— start —
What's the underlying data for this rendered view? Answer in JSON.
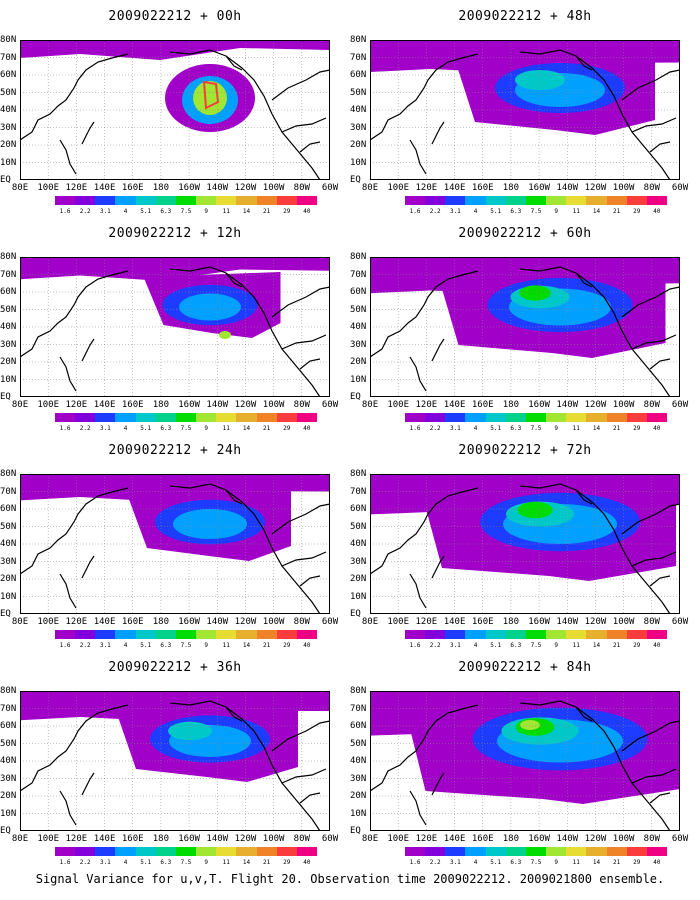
{
  "panels": [
    {
      "title": "2009022212 + 00h",
      "spread": 0.0
    },
    {
      "title": "2009022212 + 48h",
      "spread": 0.5
    },
    {
      "title": "2009022212 + 12h",
      "spread": 0.15
    },
    {
      "title": "2009022212 + 60h",
      "spread": 0.65
    },
    {
      "title": "2009022212 + 24h",
      "spread": 0.3
    },
    {
      "title": "2009022212 + 72h",
      "spread": 0.8
    },
    {
      "title": "2009022212 + 36h",
      "spread": 0.4
    },
    {
      "title": "2009022212 + 84h",
      "spread": 0.95
    }
  ],
  "lat_labels": [
    "80N",
    "70N",
    "60N",
    "50N",
    "40N",
    "30N",
    "20N",
    "10N",
    "EQ"
  ],
  "lon_labels": [
    "80E",
    "100E",
    "120E",
    "140E",
    "160E",
    "180",
    "160W",
    "140W",
    "120W",
    "100W",
    "80W",
    "60W"
  ],
  "legend": {
    "values": [
      "1.6",
      "2.2",
      "3.1",
      "4",
      "5.1",
      "6.3",
      "7.5",
      "9",
      "11",
      "14",
      "21",
      "29",
      "40"
    ],
    "colors": [
      "#a000c8",
      "#8200dc",
      "#1e3cff",
      "#00a0ff",
      "#00c8c8",
      "#00d28c",
      "#00dc00",
      "#a0e632",
      "#e6dc32",
      "#e6af2d",
      "#f08228",
      "#fa3c3c",
      "#f00082"
    ]
  },
  "footer": "Signal Variance for u,v,T. Flight 20. Observation time 2009022212. 2009021800 ensemble."
}
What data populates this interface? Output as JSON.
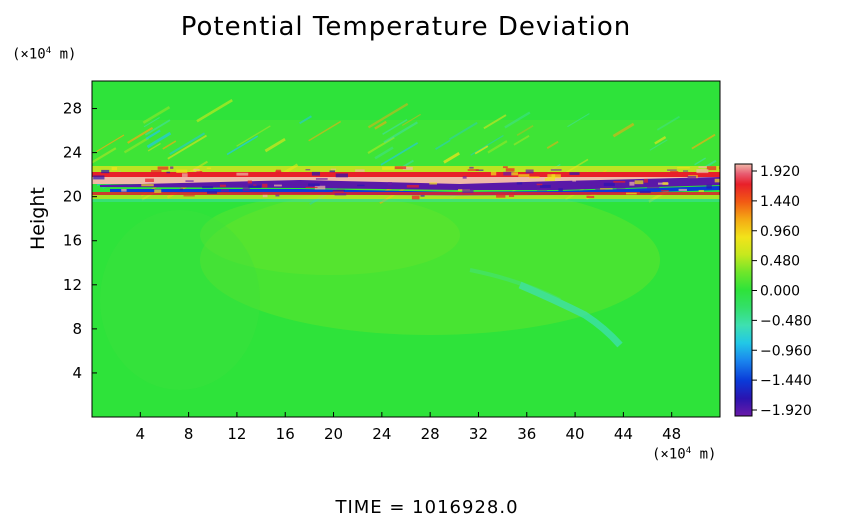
{
  "chart_data": {
    "type": "heatmap",
    "title": "Potential Temperature Deviation",
    "ylabel": "Height",
    "xlabel": "",
    "x_unit_prefix": "(×10",
    "x_unit_exp": "4",
    "x_unit_suffix": " m)",
    "y_unit_prefix": "(×10",
    "y_unit_exp": "4",
    "y_unit_suffix": " m)",
    "xlim": [
      0,
      52
    ],
    "ylim": [
      0,
      30.5
    ],
    "x_ticks": [
      "4",
      "8",
      "12",
      "16",
      "20",
      "24",
      "28",
      "32",
      "36",
      "40",
      "44",
      "48"
    ],
    "y_ticks": [
      "4",
      "8",
      "12",
      "16",
      "20",
      "24",
      "28"
    ],
    "colorbar": {
      "labels": [
        "1.920",
        "1.440",
        "0.960",
        "0.480",
        "0.000",
        "−0.480",
        "−0.960",
        "−1.440",
        "−1.920"
      ],
      "range": [
        -1.92,
        1.92
      ],
      "colors": [
        "#6a1aa8",
        "#2a14b0",
        "#0a3ad8",
        "#1a86ee",
        "#22c8e6",
        "#3ee0b0",
        "#33e06a",
        "#2ee33a",
        "#6fe62a",
        "#c6e81e",
        "#f2e31a",
        "#f4aa14",
        "#f25a14",
        "#e8202a",
        "#e85a70",
        "#f0b8a8"
      ]
    },
    "background_value": 0.0,
    "features": [
      {
        "kind": "positive band",
        "x_range": [
          0,
          52
        ],
        "y_center": 21.5,
        "value": 1.92
      },
      {
        "kind": "negative band",
        "x_range": [
          2,
          52
        ],
        "y_center": 20.8,
        "value": -1.92
      },
      {
        "kind": "wave region",
        "x_range": [
          0,
          52
        ],
        "y_range": [
          19,
          25.5
        ],
        "value_range": [
          -1.0,
          1.0
        ]
      }
    ]
  },
  "footer": "TIME  =  1016928.0"
}
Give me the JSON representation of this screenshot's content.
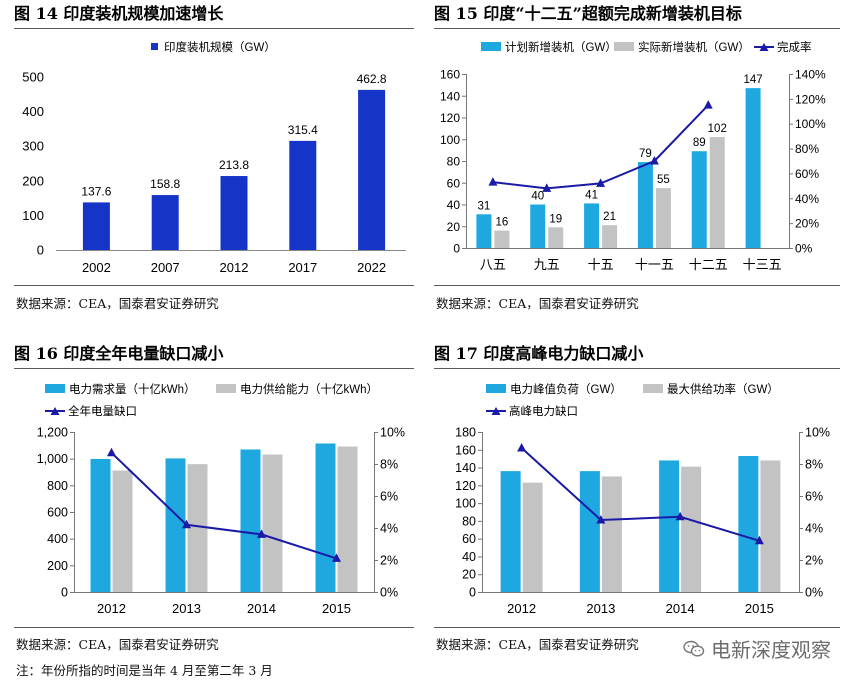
{
  "fig14": {
    "title": "图 14  印度装机规模加速增长",
    "source": "数据来源：CEA，国泰君安证券研究"
  },
  "fig15": {
    "title": "图 15  印度“十二五”超额完成新增装机目标",
    "source": "数据来源：CEA，国泰君安证券研究"
  },
  "fig16": {
    "title": "图 16  印度全年电量缺口减小",
    "source": "数据来源：CEA，国泰君安证券研究",
    "note": "注：年份所指的时间是当年 4 月至第二年 3 月"
  },
  "fig17": {
    "title": "图 17  印度高峰电力缺口减小",
    "source": "数据来源：CEA，国泰君安证券研究"
  },
  "watermark": {
    "text": "电新深度观察",
    "icon": "wechat-icon"
  },
  "chart_data": [
    {
      "id": "fig14",
      "type": "bar",
      "categories": [
        "2002",
        "2007",
        "2012",
        "2017",
        "2022"
      ],
      "series": [
        {
          "name": "印度装机规模（GW）",
          "values": [
            137.6,
            158.8,
            213.8,
            315.4,
            462.8
          ],
          "color": "#1535c8"
        }
      ],
      "data_labels": [
        "137.6",
        "158.8",
        "213.8",
        "315.4",
        "462.8"
      ],
      "ylim": [
        0,
        500
      ],
      "yticks": [
        "0",
        "100",
        "200",
        "300",
        "400",
        "500"
      ],
      "legend": "top-center"
    },
    {
      "id": "fig15",
      "type": "bar",
      "categories": [
        "八五",
        "九五",
        "十五",
        "十一五",
        "十二五",
        "十三五"
      ],
      "series": [
        {
          "name": "计划新增装机（GW）",
          "values": [
            31,
            40,
            41,
            79,
            89,
            147
          ],
          "color": "#1fa8e0"
        },
        {
          "name": "实际新增装机（GW）",
          "values": [
            16,
            19,
            21,
            55,
            102,
            null
          ],
          "color": "#c3c3c3"
        },
        {
          "name": "完成率",
          "type": "line",
          "axis": "right",
          "values": [
            0.53,
            0.48,
            0.52,
            0.7,
            1.15,
            null
          ],
          "color": "#1a1aa6"
        }
      ],
      "plan_labels": [
        "31",
        "40",
        "41",
        "79",
        "89",
        "147"
      ],
      "actual_labels": [
        "16",
        "19",
        "21",
        "55",
        "102",
        ""
      ],
      "ylim": [
        0,
        160
      ],
      "yticks": [
        "0",
        "20",
        "40",
        "60",
        "80",
        "100",
        "120",
        "140",
        "160"
      ],
      "y2lim": [
        0,
        1.4
      ],
      "y2ticks": [
        "0%",
        "20%",
        "40%",
        "60%",
        "80%",
        "100%",
        "120%",
        "140%"
      ],
      "legend": "top"
    },
    {
      "id": "fig16",
      "type": "bar",
      "categories": [
        "2012",
        "2013",
        "2014",
        "2015"
      ],
      "series": [
        {
          "name": "电力需求量（十亿kWh）",
          "values": [
            998,
            1002,
            1069,
            1114
          ],
          "color": "#1fa8e0"
        },
        {
          "name": "电力供给能力（十亿kWh）",
          "values": [
            911,
            959,
            1031,
            1091
          ],
          "color": "#c3c3c3"
        },
        {
          "name": "全年电量缺口",
          "type": "line",
          "axis": "right",
          "values": [
            0.087,
            0.042,
            0.036,
            0.021
          ],
          "color": "#1a1aa6"
        }
      ],
      "ylim": [
        0,
        1200
      ],
      "yticks": [
        "0",
        "200",
        "400",
        "600",
        "800",
        "1,000",
        "1,200"
      ],
      "y2lim": [
        0,
        0.1
      ],
      "y2ticks": [
        "0%",
        "2%",
        "4%",
        "6%",
        "8%",
        "10%"
      ],
      "legend": "top"
    },
    {
      "id": "fig17",
      "type": "bar",
      "categories": [
        "2012",
        "2013",
        "2014",
        "2015"
      ],
      "series": [
        {
          "name": "电力峰值负荷（GW）",
          "values": [
            136,
            136,
            148,
            153
          ],
          "color": "#1fa8e0"
        },
        {
          "name": "最大供给功率（GW）",
          "values": [
            123,
            130,
            141,
            148
          ],
          "color": "#c3c3c3"
        },
        {
          "name": "高峰电力缺口",
          "type": "line",
          "axis": "right",
          "values": [
            0.09,
            0.045,
            0.047,
            0.032
          ],
          "color": "#1a1aa6"
        }
      ],
      "ylim": [
        0,
        180
      ],
      "yticks": [
        "0",
        "20",
        "40",
        "60",
        "80",
        "100",
        "120",
        "140",
        "160",
        "180"
      ],
      "y2lim": [
        0,
        0.1
      ],
      "y2ticks": [
        "0%",
        "2%",
        "4%",
        "6%",
        "8%",
        "10%"
      ],
      "legend": "top"
    }
  ]
}
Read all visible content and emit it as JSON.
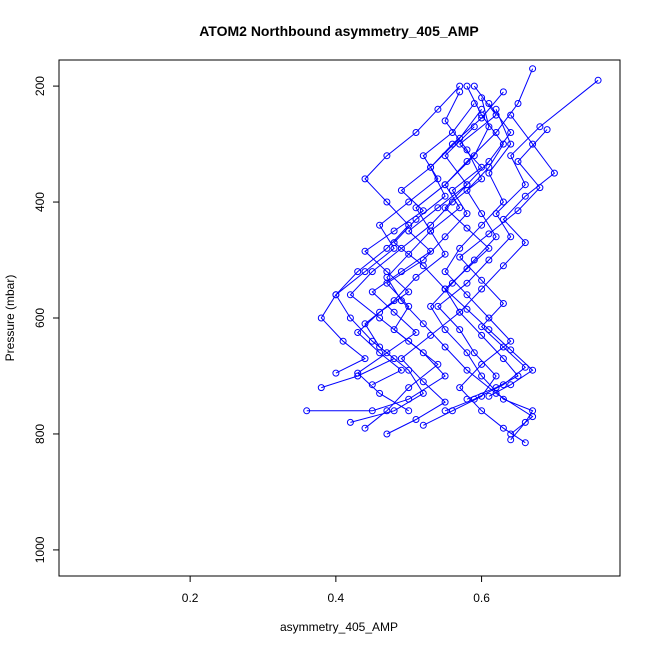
{
  "chart_data": {
    "type": "line",
    "title": "ATOM2 Northbound asymmetry_405_AMP",
    "xlabel": "asymmetry_405_AMP",
    "ylabel": "Pressure (mbar)",
    "xlim": [
      0.02,
      0.79
    ],
    "ylim": [
      1045,
      155
    ],
    "y_reversed": true,
    "xticks": [
      0.2,
      0.4,
      0.6
    ],
    "xtick_labels": [
      "0.2",
      "0.4",
      "0.6"
    ],
    "yticks": [
      200,
      400,
      600,
      800,
      1000
    ],
    "ytick_labels": [
      "200",
      "400",
      "600",
      "800",
      "1000"
    ],
    "grid": false,
    "legend": "none",
    "marker": "open-circle",
    "color": "#0000ff",
    "series": [
      {
        "x": [
          0.64,
          0.66,
          0.67,
          0.63,
          0.6,
          0.58,
          0.55,
          0.53,
          0.56,
          0.59,
          0.62,
          0.6,
          0.58,
          0.61,
          0.63,
          0.6,
          0.58
        ],
        "y": [
          810,
          780,
          760,
          740,
          700,
          660,
          620,
          580,
          540,
          500,
          460,
          420,
          380,
          340,
          300,
          250,
          200
        ]
      },
      {
        "x": [
          0.36,
          0.45,
          0.5,
          0.55,
          0.52,
          0.48,
          0.5,
          0.47,
          0.52,
          0.55,
          0.58,
          0.56,
          0.6,
          0.57,
          0.62,
          0.59
        ],
        "y": [
          760,
          760,
          740,
          700,
          660,
          620,
          580,
          540,
          500,
          460,
          420,
          380,
          340,
          300,
          250,
          200
        ]
      },
      {
        "x": [
          0.42,
          0.48,
          0.52,
          0.5,
          0.46,
          0.44,
          0.48,
          0.51,
          0.55,
          0.53,
          0.57,
          0.55,
          0.59,
          0.61,
          0.6
        ],
        "y": [
          780,
          760,
          730,
          690,
          650,
          610,
          570,
          530,
          490,
          450,
          410,
          370,
          320,
          270,
          220
        ]
      },
      {
        "x": [
          0.52,
          0.56,
          0.6,
          0.62,
          0.59,
          0.57,
          0.54,
          0.58,
          0.61,
          0.64,
          0.62,
          0.66,
          0.64,
          0.68,
          0.76
        ],
        "y": [
          785,
          760,
          735,
          700,
          660,
          620,
          580,
          540,
          500,
          460,
          420,
          370,
          320,
          270,
          190
        ]
      },
      {
        "x": [
          0.64,
          0.67,
          0.62,
          0.58,
          0.55,
          0.52,
          0.49,
          0.47,
          0.5,
          0.53,
          0.51,
          0.55,
          0.58,
          0.62,
          0.65,
          0.67
        ],
        "y": [
          800,
          770,
          730,
          690,
          650,
          610,
          570,
          530,
          490,
          450,
          410,
          370,
          330,
          280,
          230,
          170
        ]
      },
      {
        "x": [
          0.44,
          0.47,
          0.5,
          0.54,
          0.5,
          0.46,
          0.42,
          0.45,
          0.49,
          0.53,
          0.56,
          0.6,
          0.58,
          0.55,
          0.57
        ],
        "y": [
          790,
          760,
          720,
          680,
          640,
          600,
          560,
          520,
          480,
          440,
          400,
          360,
          310,
          260,
          210
        ]
      },
      {
        "x": [
          0.66,
          0.63,
          0.6,
          0.57,
          0.6,
          0.64,
          0.61,
          0.58,
          0.55,
          0.57,
          0.6,
          0.63,
          0.61,
          0.64,
          0.62
        ],
        "y": [
          815,
          790,
          760,
          720,
          680,
          640,
          600,
          560,
          520,
          480,
          440,
          400,
          350,
          300,
          240
        ]
      },
      {
        "x": [
          0.38,
          0.43,
          0.48,
          0.45,
          0.42,
          0.4,
          0.44,
          0.48,
          0.46,
          0.5,
          0.54,
          0.52,
          0.56,
          0.59
        ],
        "y": [
          720,
          700,
          670,
          640,
          600,
          560,
          520,
          480,
          440,
          400,
          360,
          320,
          280,
          230
        ]
      },
      {
        "x": [
          0.58,
          0.62,
          0.65,
          0.63,
          0.6,
          0.57,
          0.6,
          0.63,
          0.66,
          0.63,
          0.66,
          0.7,
          0.67,
          0.64
        ],
        "y": [
          740,
          720,
          700,
          670,
          630,
          590,
          550,
          510,
          470,
          430,
          390,
          350,
          300,
          250
        ]
      },
      {
        "x": [
          0.47,
          0.51,
          0.55,
          0.52,
          0.49,
          0.53,
          0.57,
          0.55,
          0.52,
          0.48,
          0.51,
          0.55,
          0.53,
          0.57,
          0.6
        ],
        "y": [
          800,
          775,
          745,
          710,
          670,
          630,
          590,
          550,
          510,
          470,
          430,
          390,
          340,
          290,
          240
        ]
      },
      {
        "x": [
          0.4,
          0.44,
          0.41,
          0.38,
          0.4,
          0.43,
          0.47,
          0.5,
          0.47,
          0.44,
          0.47,
          0.51,
          0.54,
          0.57
        ],
        "y": [
          695,
          670,
          640,
          600,
          560,
          520,
          480,
          440,
          400,
          360,
          320,
          280,
          240,
          200
        ]
      },
      {
        "x": [
          0.61,
          0.64,
          0.67,
          0.64,
          0.61,
          0.58,
          0.55,
          0.58,
          0.61,
          0.58,
          0.55,
          0.58,
          0.61,
          0.64,
          0.61
        ],
        "y": [
          735,
          715,
          690,
          655,
          620,
          585,
          550,
          515,
          480,
          445,
          410,
          370,
          330,
          280,
          230
        ]
      },
      {
        "x": [
          0.5,
          0.46,
          0.43,
          0.47,
          0.51,
          0.48,
          0.45,
          0.49,
          0.53,
          0.5,
          0.54,
          0.58,
          0.55,
          0.59
        ],
        "y": [
          760,
          730,
          695,
          660,
          625,
          590,
          555,
          520,
          485,
          450,
          410,
          370,
          320,
          270
        ]
      },
      {
        "x": [
          0.55,
          0.59,
          0.63,
          0.66,
          0.63,
          0.6,
          0.63,
          0.6,
          0.57,
          0.61,
          0.65,
          0.68,
          0.65,
          0.69
        ],
        "y": [
          760,
          740,
          715,
          685,
          650,
          615,
          575,
          535,
          495,
          455,
          415,
          375,
          330,
          275
        ]
      },
      {
        "x": [
          0.45,
          0.49,
          0.46,
          0.43,
          0.46,
          0.5,
          0.47,
          0.44,
          0.48,
          0.52,
          0.49,
          0.53,
          0.56,
          0.6,
          0.63
        ],
        "y": [
          715,
          690,
          660,
          625,
          590,
          555,
          520,
          485,
          450,
          415,
          380,
          340,
          300,
          255,
          210
        ]
      }
    ]
  }
}
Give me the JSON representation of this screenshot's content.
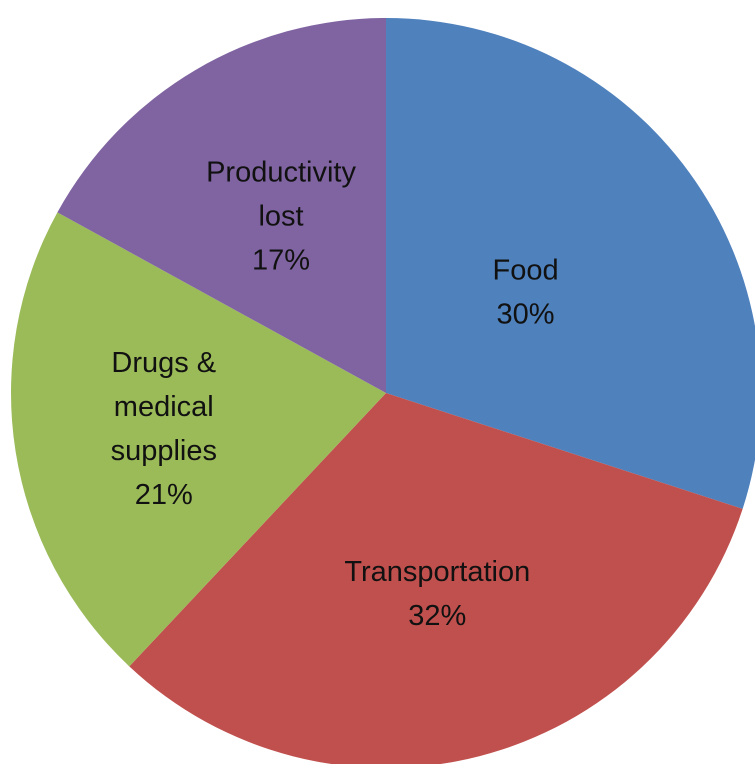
{
  "chart_data": {
    "type": "pie",
    "title": "",
    "start_angle_deg": 0,
    "direction": "clockwise",
    "legend": "none",
    "slices": [
      {
        "label_lines": [
          "Food"
        ],
        "value_label": "30%",
        "value": 30,
        "color": "#4f81bd"
      },
      {
        "label_lines": [
          "Transportation"
        ],
        "value_label": "32%",
        "value": 32,
        "color": "#c0504d"
      },
      {
        "label_lines": [
          "Drugs &",
          "medical",
          "supplies"
        ],
        "value_label": "21%",
        "value": 21,
        "color": "#9bbb59"
      },
      {
        "label_lines": [
          "Productivity",
          "lost"
        ],
        "value_label": "17%",
        "value": 17,
        "color": "#8064a2"
      }
    ]
  }
}
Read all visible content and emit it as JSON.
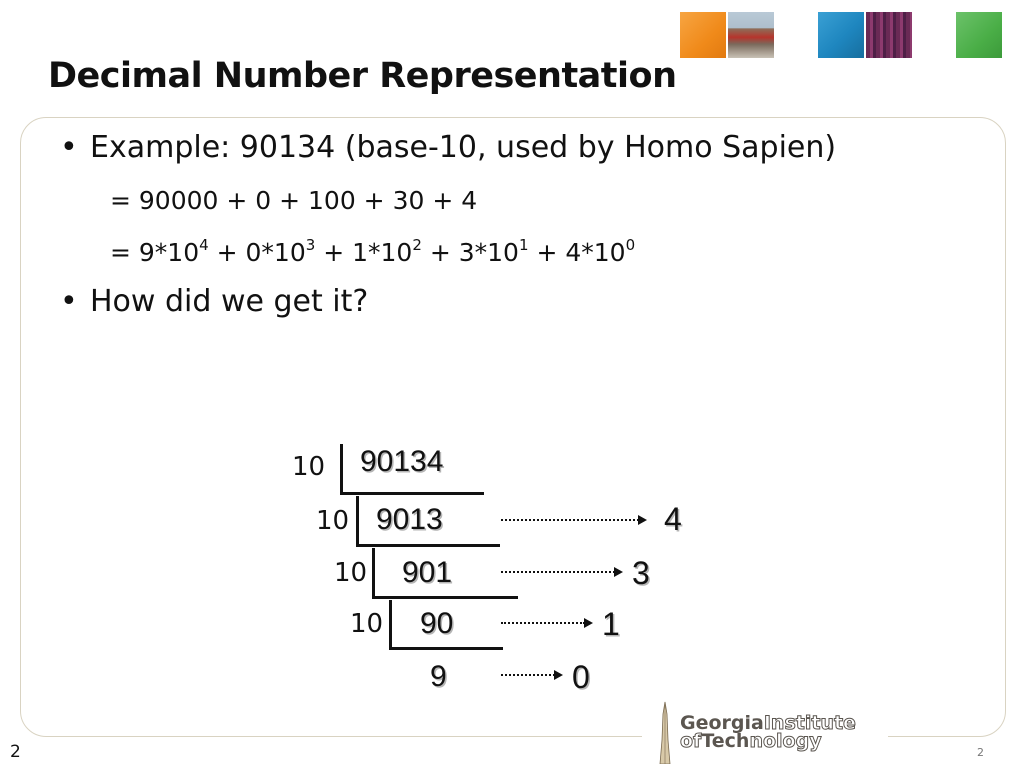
— end —
Pull out every line containing "this".

What's the underlying data for this rendered view? Answer in JSON.
What data populates this interface? Output as JSON.
Give me the JSON representation of this screenshot's content.
Give me the JSON representation of this screenshot's content.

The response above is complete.